Using the data below, gather each line that includes the word "saturés".

----- GIVEN INFORMATION -----

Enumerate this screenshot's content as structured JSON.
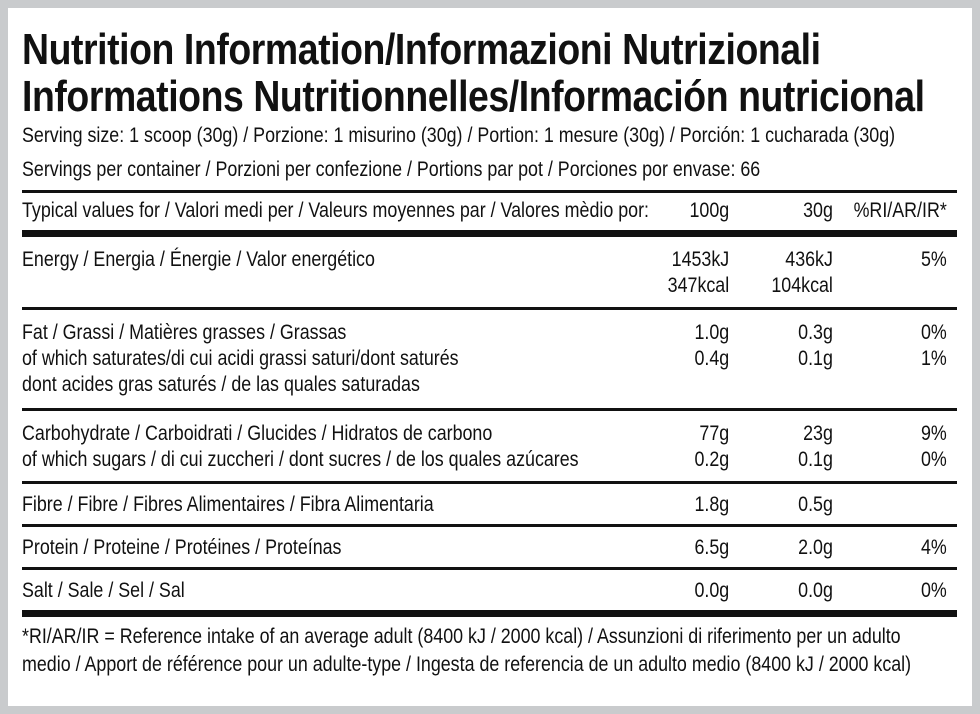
{
  "header": {
    "title_lines": [
      "Nutrition Information/Informazioni Nutrizionali",
      "Informations Nutritionnelles/Información nutricional"
    ],
    "serving_size": "Serving size: 1 scoop (30g) / Porzione: 1 misurino (30g) / Portion: 1 mesure (30g) / Porción: 1 cucharada (30g)",
    "servings_per_container": "Servings per container / Porzioni per confezione / Portions par pot / Porciones por envase: 66"
  },
  "table": {
    "columns": [
      "Typical values for / Valori medi per / Valeurs moyennes par / Valores mèdio por:",
      "100g",
      "30g",
      "%RI/AR/IR*"
    ],
    "rows": [
      [
        [
          "Energy / Energia / Énergie / Valor energético"
        ],
        [
          "1453kJ",
          "347kcal"
        ],
        [
          "436kJ",
          "104kcal"
        ],
        [
          "5%"
        ]
      ],
      [
        [
          "Fat / Grassi / Matières grasses / Grassas",
          "of which saturates/di cui acidi grassi saturi/dont saturés",
          "dont acides gras saturés / de las quales saturadas"
        ],
        [
          "1.0g",
          "0.4g"
        ],
        [
          "0.3g",
          "0.1g"
        ],
        [
          "0%",
          "1%"
        ]
      ],
      [
        [
          "Carbohydrate / Carboidrati / Glucides / Hidratos de carbono",
          "of which sugars / di cui zuccheri / dont sucres / de los quales azúcares"
        ],
        [
          "77g",
          "0.2g"
        ],
        [
          "23g",
          "0.1g"
        ],
        [
          "9%",
          "0%"
        ]
      ],
      [
        [
          "Fibre / Fibre / Fibres Alimentaires / Fibra Alimentaria"
        ],
        [
          "1.8g"
        ],
        [
          "0.5g"
        ],
        []
      ],
      [
        [
          "Protein / Proteine / Protéines / Proteínas"
        ],
        [
          "6.5g"
        ],
        [
          "2.0g"
        ],
        [
          "4%"
        ]
      ],
      [
        [
          "Salt / Sale / Sel / Sal"
        ],
        [
          "0.0g"
        ],
        [
          "0.0g"
        ],
        [
          "0%"
        ]
      ]
    ]
  },
  "footnote": "*RI/AR/IR = Reference intake of an average adult (8400 kJ / 2000 kcal)  / Assunzioni di riferimento per un adulto medio / Apport de référence pour un adulte-type / Ingesta de referencia de un adulto medio (8400 kJ / 2000 kcal)"
}
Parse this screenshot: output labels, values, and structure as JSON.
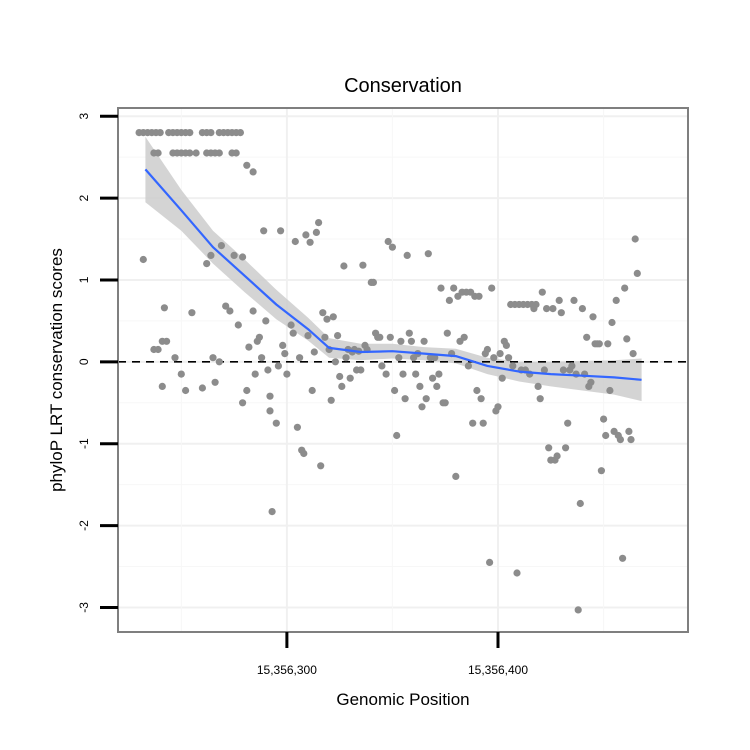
{
  "chart_data": {
    "type": "scatter",
    "title": "Conservation",
    "xlabel": "Genomic Position",
    "ylabel": "phyloP LRT conservation scores",
    "xlim": [
      15356220,
      15356490
    ],
    "ylim": [
      -3.3,
      3.1
    ],
    "x_ticks": [
      15356300,
      15356400
    ],
    "x_tick_labels": [
      "15,356,300",
      "15,356,400"
    ],
    "y_ticks": [
      -3,
      -2,
      -1,
      0,
      1,
      2,
      3
    ],
    "y_tick_labels": [
      "-3",
      "-2",
      "-1",
      "0",
      "1",
      "2",
      "3"
    ],
    "grid": true,
    "reference_line": {
      "y": 0,
      "style": "dashed"
    },
    "colors": {
      "points": "#8c8c8c",
      "smooth": "#3366ff",
      "band": "#cccccc",
      "frame": "#7f7f7f"
    },
    "points": [
      [
        15356230,
        2.8
      ],
      [
        15356232,
        2.8
      ],
      [
        15356234,
        2.8
      ],
      [
        15356236,
        2.8
      ],
      [
        15356238,
        2.8
      ],
      [
        15356240,
        2.8
      ],
      [
        15356244,
        2.8
      ],
      [
        15356246,
        2.8
      ],
      [
        15356248,
        2.8
      ],
      [
        15356250,
        2.8
      ],
      [
        15356252,
        2.8
      ],
      [
        15356254,
        2.8
      ],
      [
        15356260,
        2.8
      ],
      [
        15356262,
        2.8
      ],
      [
        15356264,
        2.8
      ],
      [
        15356268,
        2.8
      ],
      [
        15356270,
        2.8
      ],
      [
        15356272,
        2.8
      ],
      [
        15356274,
        2.8
      ],
      [
        15356276,
        2.8
      ],
      [
        15356278,
        2.8
      ],
      [
        15356237,
        2.55
      ],
      [
        15356239,
        2.55
      ],
      [
        15356246,
        2.55
      ],
      [
        15356248,
        2.55
      ],
      [
        15356250,
        2.55
      ],
      [
        15356252,
        2.55
      ],
      [
        15356254,
        2.55
      ],
      [
        15356257,
        2.55
      ],
      [
        15356262,
        2.55
      ],
      [
        15356264,
        2.55
      ],
      [
        15356266,
        2.55
      ],
      [
        15356268,
        2.55
      ],
      [
        15356274,
        2.55
      ],
      [
        15356276,
        2.55
      ],
      [
        15356281,
        2.4
      ],
      [
        15356284,
        2.32
      ],
      [
        15356232,
        1.25
      ],
      [
        15356242,
        0.66
      ],
      [
        15356237,
        0.15
      ],
      [
        15356239,
        0.15
      ],
      [
        15356241,
        0.25
      ],
      [
        15356243,
        0.25
      ],
      [
        15356241,
        -0.3
      ],
      [
        15356247,
        0.05
      ],
      [
        15356250,
        -0.15
      ],
      [
        15356252,
        -0.35
      ],
      [
        15356255,
        0.6
      ],
      [
        15356260,
        -0.32
      ],
      [
        15356262,
        1.2
      ],
      [
        15356264,
        1.3
      ],
      [
        15356265,
        0.05
      ],
      [
        15356266,
        -0.25
      ],
      [
        15356268,
        0.0
      ],
      [
        15356269,
        1.42
      ],
      [
        15356271,
        0.68
      ],
      [
        15356273,
        0.62
      ],
      [
        15356275,
        1.3
      ],
      [
        15356277,
        0.45
      ],
      [
        15356279,
        1.28
      ],
      [
        15356279,
        -0.5
      ],
      [
        15356281,
        -0.35
      ],
      [
        15356282,
        0.18
      ],
      [
        15356284,
        0.62
      ],
      [
        15356285,
        -0.15
      ],
      [
        15356286,
        0.25
      ],
      [
        15356287,
        0.3
      ],
      [
        15356288,
        0.05
      ],
      [
        15356289,
        1.6
      ],
      [
        15356290,
        0.5
      ],
      [
        15356291,
        -0.1
      ],
      [
        15356292,
        -0.42
      ],
      [
        15356292,
        -0.6
      ],
      [
        15356293,
        -1.83
      ],
      [
        15356295,
        -0.75
      ],
      [
        15356296,
        -0.05
      ],
      [
        15356297,
        1.6
      ],
      [
        15356298,
        0.2
      ],
      [
        15356299,
        0.1
      ],
      [
        15356300,
        -0.15
      ],
      [
        15356302,
        0.45
      ],
      [
        15356303,
        0.35
      ],
      [
        15356304,
        1.47
      ],
      [
        15356305,
        -0.8
      ],
      [
        15356306,
        0.05
      ],
      [
        15356307,
        -1.08
      ],
      [
        15356308,
        -1.12
      ],
      [
        15356309,
        1.55
      ],
      [
        15356310,
        0.32
      ],
      [
        15356311,
        1.46
      ],
      [
        15356312,
        -0.35
      ],
      [
        15356313,
        0.12
      ],
      [
        15356314,
        1.58
      ],
      [
        15356315,
        1.7
      ],
      [
        15356316,
        -1.27
      ],
      [
        15356317,
        0.6
      ],
      [
        15356318,
        0.3
      ],
      [
        15356319,
        0.52
      ],
      [
        15356320,
        0.15
      ],
      [
        15356321,
        -0.47
      ],
      [
        15356322,
        0.55
      ],
      [
        15356323,
        0.0
      ],
      [
        15356324,
        0.32
      ],
      [
        15356325,
        -0.18
      ],
      [
        15356326,
        -0.3
      ],
      [
        15356327,
        1.17
      ],
      [
        15356328,
        0.05
      ],
      [
        15356329,
        0.15
      ],
      [
        15356330,
        -0.2
      ],
      [
        15356331,
        0.12
      ],
      [
        15356332,
        0.15
      ],
      [
        15356333,
        -0.1
      ],
      [
        15356334,
        0.13
      ],
      [
        15356335,
        -0.1
      ],
      [
        15356336,
        1.18
      ],
      [
        15356337,
        0.2
      ],
      [
        15356338,
        0.15
      ],
      [
        15356340,
        0.97
      ],
      [
        15356341,
        0.97
      ],
      [
        15356342,
        0.35
      ],
      [
        15356343,
        0.3
      ],
      [
        15356344,
        0.3
      ],
      [
        15356345,
        -0.05
      ],
      [
        15356347,
        -0.15
      ],
      [
        15356348,
        1.47
      ],
      [
        15356349,
        0.3
      ],
      [
        15356350,
        1.4
      ],
      [
        15356351,
        -0.35
      ],
      [
        15356352,
        -0.9
      ],
      [
        15356353,
        0.05
      ],
      [
        15356354,
        0.25
      ],
      [
        15356355,
        -0.15
      ],
      [
        15356356,
        -0.45
      ],
      [
        15356357,
        1.3
      ],
      [
        15356358,
        0.35
      ],
      [
        15356359,
        0.25
      ],
      [
        15356360,
        0.05
      ],
      [
        15356361,
        -0.15
      ],
      [
        15356362,
        0.1
      ],
      [
        15356363,
        -0.3
      ],
      [
        15356364,
        -0.55
      ],
      [
        15356365,
        0.25
      ],
      [
        15356366,
        -0.45
      ],
      [
        15356367,
        1.32
      ],
      [
        15356368,
        0.05
      ],
      [
        15356369,
        -0.2
      ],
      [
        15356370,
        0.05
      ],
      [
        15356371,
        -0.3
      ],
      [
        15356372,
        -0.15
      ],
      [
        15356373,
        0.9
      ],
      [
        15356374,
        -0.5
      ],
      [
        15356375,
        -0.5
      ],
      [
        15356376,
        0.35
      ],
      [
        15356377,
        0.75
      ],
      [
        15356378,
        0.1
      ],
      [
        15356379,
        0.9
      ],
      [
        15356380,
        -1.4
      ],
      [
        15356381,
        0.8
      ],
      [
        15356382,
        0.25
      ],
      [
        15356383,
        0.85
      ],
      [
        15356384,
        0.3
      ],
      [
        15356385,
        0.85
      ],
      [
        15356386,
        -0.05
      ],
      [
        15356387,
        0.85
      ],
      [
        15356388,
        -0.75
      ],
      [
        15356389,
        0.8
      ],
      [
        15356390,
        -0.35
      ],
      [
        15356391,
        0.8
      ],
      [
        15356392,
        -0.45
      ],
      [
        15356393,
        -0.75
      ],
      [
        15356394,
        0.1
      ],
      [
        15356395,
        0.15
      ],
      [
        15356396,
        -2.45
      ],
      [
        15356397,
        0.9
      ],
      [
        15356398,
        0.05
      ],
      [
        15356399,
        -0.6
      ],
      [
        15356400,
        -0.55
      ],
      [
        15356401,
        0.1
      ],
      [
        15356402,
        -0.2
      ],
      [
        15356403,
        0.25
      ],
      [
        15356404,
        0.2
      ],
      [
        15356405,
        0.05
      ],
      [
        15356406,
        0.7
      ],
      [
        15356407,
        -0.05
      ],
      [
        15356408,
        0.7
      ],
      [
        15356409,
        -2.58
      ],
      [
        15356410,
        0.7
      ],
      [
        15356411,
        -0.1
      ],
      [
        15356412,
        0.7
      ],
      [
        15356413,
        -0.1
      ],
      [
        15356414,
        0.7
      ],
      [
        15356415,
        -0.15
      ],
      [
        15356416,
        0.7
      ],
      [
        15356417,
        0.65
      ],
      [
        15356418,
        0.7
      ],
      [
        15356419,
        -0.3
      ],
      [
        15356420,
        -0.45
      ],
      [
        15356421,
        0.85
      ],
      [
        15356422,
        -0.1
      ],
      [
        15356423,
        0.65
      ],
      [
        15356424,
        -1.05
      ],
      [
        15356425,
        -1.2
      ],
      [
        15356426,
        0.65
      ],
      [
        15356427,
        -1.2
      ],
      [
        15356428,
        -1.15
      ],
      [
        15356429,
        0.75
      ],
      [
        15356430,
        0.6
      ],
      [
        15356431,
        -0.1
      ],
      [
        15356432,
        -1.05
      ],
      [
        15356433,
        -0.75
      ],
      [
        15356434,
        -0.1
      ],
      [
        15356435,
        -0.05
      ],
      [
        15356436,
        0.75
      ],
      [
        15356437,
        -0.15
      ],
      [
        15356438,
        -3.03
      ],
      [
        15356439,
        -1.73
      ],
      [
        15356440,
        0.65
      ],
      [
        15356441,
        -0.15
      ],
      [
        15356442,
        0.3
      ],
      [
        15356443,
        -0.3
      ],
      [
        15356444,
        -0.25
      ],
      [
        15356445,
        0.55
      ],
      [
        15356446,
        0.22
      ],
      [
        15356447,
        0.22
      ],
      [
        15356448,
        0.22
      ],
      [
        15356449,
        -1.33
      ],
      [
        15356450,
        -0.7
      ],
      [
        15356451,
        -0.9
      ],
      [
        15356452,
        0.22
      ],
      [
        15356453,
        -0.35
      ],
      [
        15356454,
        0.48
      ],
      [
        15356455,
        -0.85
      ],
      [
        15356456,
        0.75
      ],
      [
        15356457,
        -0.9
      ],
      [
        15356458,
        -0.95
      ],
      [
        15356459,
        -2.4
      ],
      [
        15356460,
        0.9
      ],
      [
        15356461,
        0.28
      ],
      [
        15356462,
        -0.85
      ],
      [
        15356463,
        -0.95
      ],
      [
        15356464,
        0.1
      ],
      [
        15356465,
        1.5
      ],
      [
        15356466,
        1.08
      ]
    ],
    "smooth": {
      "x": [
        15356233,
        15356250,
        15356265,
        15356280,
        15356295,
        15356310,
        15356320,
        15356335,
        15356350,
        15356365,
        15356380,
        15356395,
        15356410,
        15356425,
        15356440,
        15356455,
        15356468
      ],
      "y": [
        2.35,
        1.85,
        1.4,
        1.05,
        0.7,
        0.4,
        0.17,
        0.12,
        0.13,
        0.1,
        0.07,
        -0.05,
        -0.12,
        -0.15,
        -0.17,
        -0.19,
        -0.22
      ],
      "lower": [
        1.95,
        1.6,
        1.2,
        0.85,
        0.52,
        0.26,
        0.05,
        0.02,
        0.04,
        0.02,
        -0.02,
        -0.15,
        -0.24,
        -0.3,
        -0.35,
        -0.4,
        -0.48
      ],
      "upper": [
        2.75,
        2.1,
        1.6,
        1.25,
        0.88,
        0.54,
        0.29,
        0.22,
        0.22,
        0.18,
        0.16,
        0.05,
        0.0,
        0.0,
        0.01,
        0.02,
        0.04
      ]
    }
  }
}
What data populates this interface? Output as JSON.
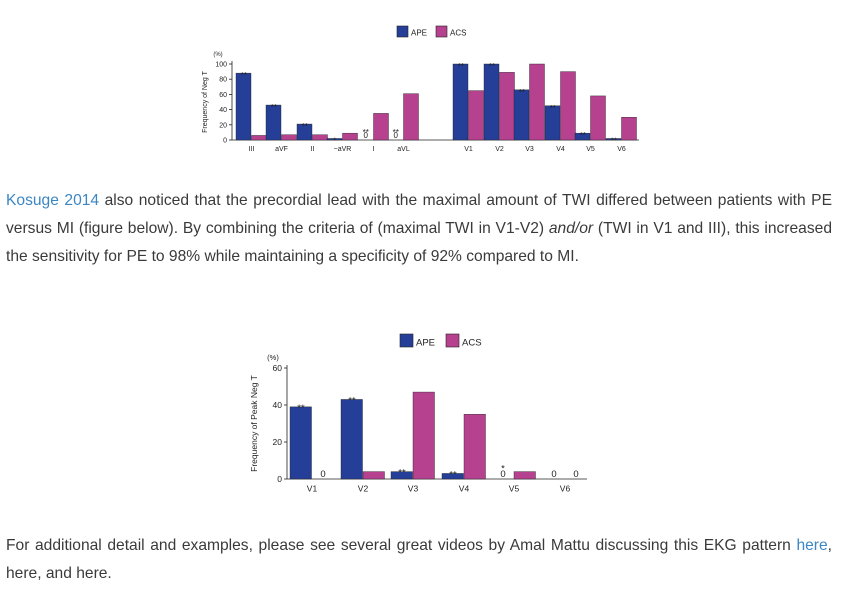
{
  "chart_data": [
    {
      "type": "bar",
      "legend": [
        "APE",
        "ACS"
      ],
      "legend_position": "top-center",
      "ylabel": "Frequency of Neg T",
      "yunit": "(%)",
      "ylim": [
        0,
        100
      ],
      "yticks": [
        0,
        20,
        40,
        60,
        80,
        100
      ],
      "categories": [
        "III",
        "aVF",
        "II",
        "−aVR",
        "I",
        "aVL",
        "V1",
        "V2",
        "V3",
        "V4",
        "V5",
        "V6"
      ],
      "series": [
        {
          "name": "APE",
          "color": "#253f98",
          "values": [
            88,
            46,
            21,
            2,
            0,
            0,
            100,
            100,
            66,
            45,
            9,
            2
          ]
        },
        {
          "name": "ACS",
          "color": "#b6418f",
          "values": [
            6,
            7,
            7,
            9,
            35,
            61,
            65,
            89,
            100,
            90,
            58,
            30
          ]
        }
      ],
      "annotations": [
        {
          "category": "III",
          "series": "APE",
          "text": "**"
        },
        {
          "category": "aVF",
          "series": "APE",
          "text": "**"
        },
        {
          "category": "II",
          "series": "APE",
          "text": "**"
        },
        {
          "category": "−aVR",
          "series": "APE",
          "text": "*"
        },
        {
          "category": "I",
          "series": "APE",
          "text": "**"
        },
        {
          "category": "aVL",
          "series": "APE",
          "text": "**"
        },
        {
          "category": "V1",
          "series": "APE",
          "text": "**"
        },
        {
          "category": "V2",
          "series": "APE",
          "text": "**"
        },
        {
          "category": "V3",
          "series": "APE",
          "text": "**"
        },
        {
          "category": "V4",
          "series": "APE",
          "text": "**"
        },
        {
          "category": "V5",
          "series": "APE",
          "text": "**"
        },
        {
          "category": "V6",
          "series": "APE",
          "text": "**"
        }
      ],
      "zero_labels": [
        {
          "category": "I",
          "series": "APE",
          "text": "0"
        },
        {
          "category": "aVL",
          "series": "APE",
          "text": "0"
        }
      ]
    },
    {
      "type": "bar",
      "legend": [
        "APE",
        "ACS"
      ],
      "legend_position": "top-center",
      "ylabel": "Frequency of Peak Neg T",
      "yunit": "(%)",
      "ylim": [
        0,
        60
      ],
      "yticks": [
        0,
        20,
        40,
        60
      ],
      "categories": [
        "V1",
        "V2",
        "V3",
        "V4",
        "V5",
        "V6"
      ],
      "series": [
        {
          "name": "APE",
          "color": "#253f98",
          "values": [
            39,
            43,
            4,
            3,
            0,
            0
          ]
        },
        {
          "name": "ACS",
          "color": "#b6418f",
          "values": [
            0,
            4,
            47,
            35,
            4,
            0
          ]
        }
      ],
      "annotations": [
        {
          "category": "V1",
          "series": "APE",
          "text": "**"
        },
        {
          "category": "V2",
          "series": "APE",
          "text": "**"
        },
        {
          "category": "V3",
          "series": "APE",
          "text": "**"
        },
        {
          "category": "V4",
          "series": "APE",
          "text": "**"
        },
        {
          "category": "V5",
          "series": "APE",
          "text": "*"
        }
      ],
      "zero_labels": [
        {
          "category": "V1",
          "series": "ACS",
          "text": "0"
        },
        {
          "category": "V5",
          "series": "APE",
          "text": "0"
        },
        {
          "category": "V6",
          "series": "APE",
          "text": "0"
        },
        {
          "category": "V6",
          "series": "ACS",
          "text": "0"
        }
      ]
    }
  ],
  "paragraph1": {
    "link": "Kosuge 2014",
    "text_a": " also noticed that the precordial lead with the maximal amount of TWI differed between patients with PE versus MI (figure below).   By combining the criteria of (maximal TWI in V1-V2) ",
    "em": "and/or",
    "text_b": " (TWI in V1 and III), this increased the sensitivity for PE to 98% while maintaining a specificity of 92% compared to MI."
  },
  "paragraph2": {
    "text_a": "For additional detail and examples, please see several great videos by Amal Mattu discussing this EKG pattern ",
    "link": "here",
    "text_b": ", here, and here."
  }
}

-----

§ **RESPONSE TO THE TASK**:
          "of which saturates/di cui acidi grassi saturi/dont saturés",
          "dont acides gras saturés / de las quales saturadas"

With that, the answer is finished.